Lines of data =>
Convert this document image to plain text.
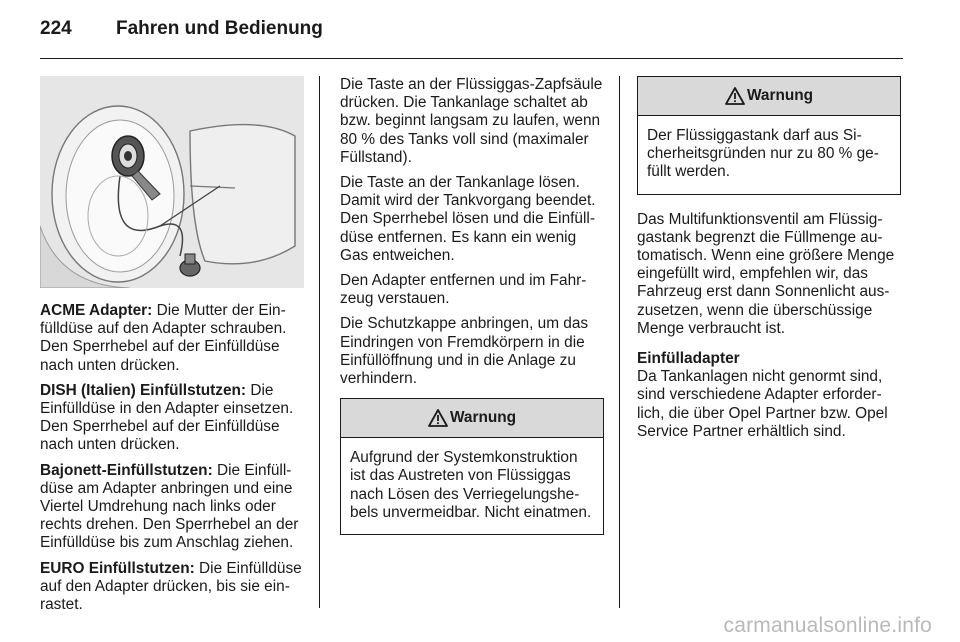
224 Fahren und Bedienung

ACME Adapter: Die Mutter der Einfülldüse auf den Adapter schrauben. Den Sperrhebel auf der Einfülldüse nach unten drücken.

DISH (Italien) Einfüllstutzen: Die Einfülldüse in den Adapter einsetzen. Den Sperrhebel auf der Einfülldüse nach unten drücken.

Bajonett-Einfüllstutzen: Die Einfülldüse am Adapter anbringen und eine Viertel Umdrehung nach links oder rechts drehen. Den Sperrhebel an der Einfülldüse bis zum Anschlag ziehen.

EURO Einfüllstutzen: Die Einfülldüse auf den Adapter drücken, bis sie einrastet.

Die Taste an der Flüssiggas-Zapfsäule drücken. Die Tankanlage schaltet ab bzw. beginnt langsam zu laufen, wenn 80 % des Tanks voll sind (maximaler Füllstand).

Die Taste an der Tankanlage lösen. Damit wird der Tankvorgang beendet. Den Sperrhebel lösen und die Einfülldüse entfernen. Es kann ein wenig Gas entweichen.

Den Adapter entfernen und im Fahrzeug verstauen.

Die Schutzkappe anbringen, um das Eindringen von Fremdkörpern in die Einfüllöffnung und in die Anlage zu verhindern.

Warnung
Aufgrund der Systemkonstruktion ist das Austreten von Flüssiggas nach Lösen des Verriegelungshebels unvermeidbar. Nicht einatmen.
Warnung
Der Flüssiggastank darf aus Sicherheitsgründen nur zu 80 % gefüllt werden.

Das Multifunktionsventil am Flüssiggastank begrenzt die Füllmenge automatisch. Wenn eine größere Menge eingefüllt wird, empfehlen wir, das Fahrzeug erst dann Sonnenlicht auszusetzen, wenn die überschüssige Menge verbraucht ist.

Einfülladapter

Da Tankanlagen nicht genormt sind, sind verschiedene Adapter erforderlich, die über Opel Partner bzw. Opel Service Partner erhältlich sind.

carmanualsonline.info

Instruction =>
Tell how many lines in the material above include the word "drücken", giving the number only.

Output =>
4